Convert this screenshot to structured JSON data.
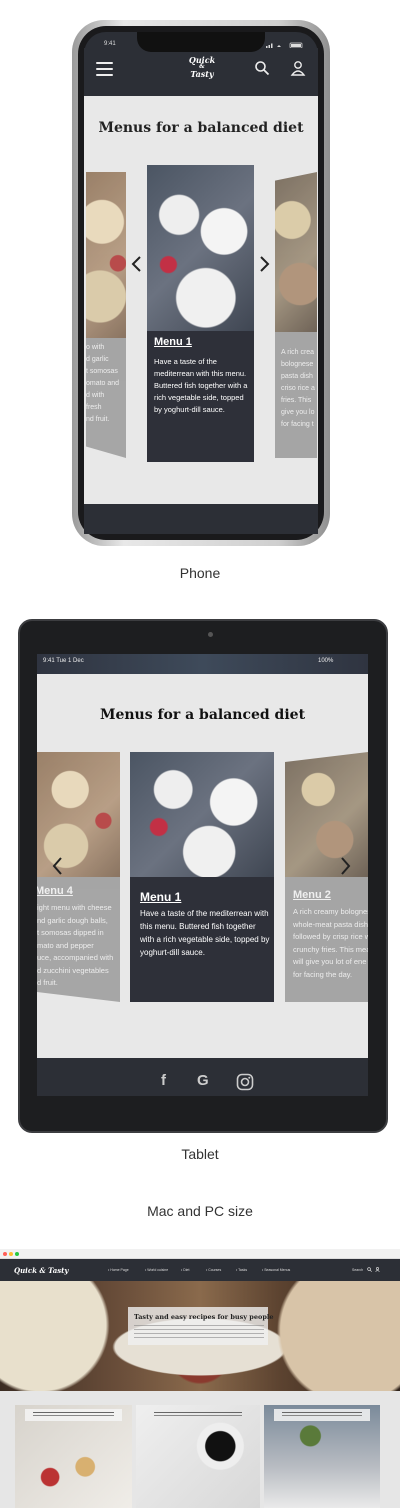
{
  "phone": {
    "status_time": "9:41",
    "logo_line1": "Quick",
    "logo_line2": "&",
    "logo_line3": "Tasty",
    "title": "Menus for a balanced diet",
    "center_card": {
      "heading": "Menu 1",
      "text": "Have a taste of the mediterrean with this menu. Buttered fish together with a rich vegetable side, topped by yoghurt-dill sauce."
    },
    "left_card_lines": [
      "o with",
      "d garlic",
      "t somosas",
      "omato and",
      "d with",
      "fresh",
      "nd fruit."
    ],
    "right_card_lines": [
      "A rich crea",
      "bolognese",
      "pasta dish",
      "criso rice a",
      "fries. This",
      "give you lo",
      "for facing t"
    ],
    "caption": "Phone"
  },
  "tablet": {
    "status_left": "9:41   Tue 1 Dec",
    "status_right": "100%",
    "title": "Menus for a balanced diet",
    "center_card": {
      "heading": "Menu 1",
      "text": "Have a taste of the mediterrean with this menu. Buttered fish together with a rich vegetable side, topped by yoghurt-dill sauce."
    },
    "left_card": {
      "heading": "Menu 4",
      "lines": [
        "ight menu with cheese",
        "nd garlic dough balls,",
        "t somosas dipped in",
        "mato and pepper",
        "uce, accompanied with",
        "d zucchini vegetables",
        "d fruit."
      ]
    },
    "right_card": {
      "heading": "Menu 2",
      "lines": [
        "A rich creamy bolognes",
        "whole-meat pasta dish",
        "followed by crisp rice w",
        "crunchy fries. This mea",
        "will give you lot of ene",
        "for facing the day."
      ]
    },
    "caption": "Tablet"
  },
  "desktop": {
    "section_caption": "Mac and PC size",
    "logo": "Quick & Tasty",
    "nav_items": [
      "• Home Page",
      "• World cuisine",
      "• Diet",
      "• Courses",
      "• Tasks",
      "• Seasonal Menus"
    ],
    "search_label": "Search",
    "hero_title": "Tasty and easy recipes for busy people"
  }
}
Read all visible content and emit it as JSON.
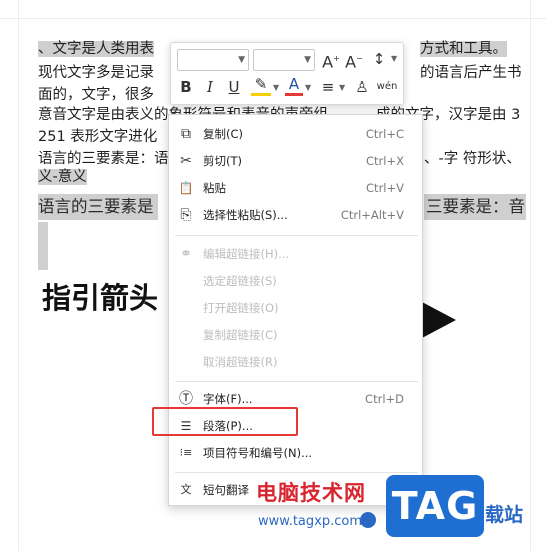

· · · · · · ·

TASK TO CARRY OUT:
Extract all the data above exactly, excluding every picture.

OUTPUT FOR THIS TASK:
Convert this screenshot to structured JSON data.
{
  "phone": {
    "status_time": "9:41",
    "logo_line1": "Quick",
    "logo_line2": "&",
    "logo_line3": "Tasty",
    "title": "Menus for a balanced diet",
    "center_card": {
      "heading": "Menu 1",
      "text": "Have a taste of the mediterrean with this menu. Buttered fish together with a rich vegetable side, topped by yoghurt-dill sauce."
    },
    "left_card_lines": [
      "o with",
      "d garlic",
      "t somosas",
      "omato and",
      "d with",
      "fresh",
      "nd fruit."
    ],
    "right_card_lines": [
      "A rich crea",
      "bolognese",
      "pasta dish",
      "criso rice a",
      "fries. This",
      "give you lo",
      "for facing t"
    ],
    "caption": "Phone"
  },
  "tablet": {
    "status_left": "9:41   Tue 1 Dec",
    "status_right": "100%",
    "title": "Menus for a balanced diet",
    "center_card": {
      "heading": "Menu 1",
      "text": "Have a taste of the mediterrean with this menu. Buttered fish together with a rich vegetable side, topped by yoghurt-dill sauce."
    },
    "left_card": {
      "heading": "Menu 4",
      "lines": [
        "ight menu with cheese",
        "nd garlic dough balls,",
        "t somosas dipped in",
        "mato and pepper",
        "uce, accompanied with",
        "d zucchini vegetables",
        "d fruit."
      ]
    },
    "right_card": {
      "heading": "Menu 2",
      "lines": [
        "A rich creamy bolognes",
        "whole-meat pasta dish",
        "followed by crisp rice w",
        "crunchy fries. This mea",
        "will give you lot of ene",
        "for facing the day."
      ]
    },
    "caption": "Tablet"
  },
  "desktop": {
    "section_caption": "Mac and PC size",
    "logo": "Quick & Tasty",
    "nav_items": [
      "• Home Page",
      "• World cuisine",
      "• Diet",
      "• Courses",
      "• Tasks",
      "• Seasonal Menus"
    ],
    "search_label": "Search",
    "hero_title": "Tasty and easy recipes for busy people"
  }
}
Read all visible content and emit it as JSON.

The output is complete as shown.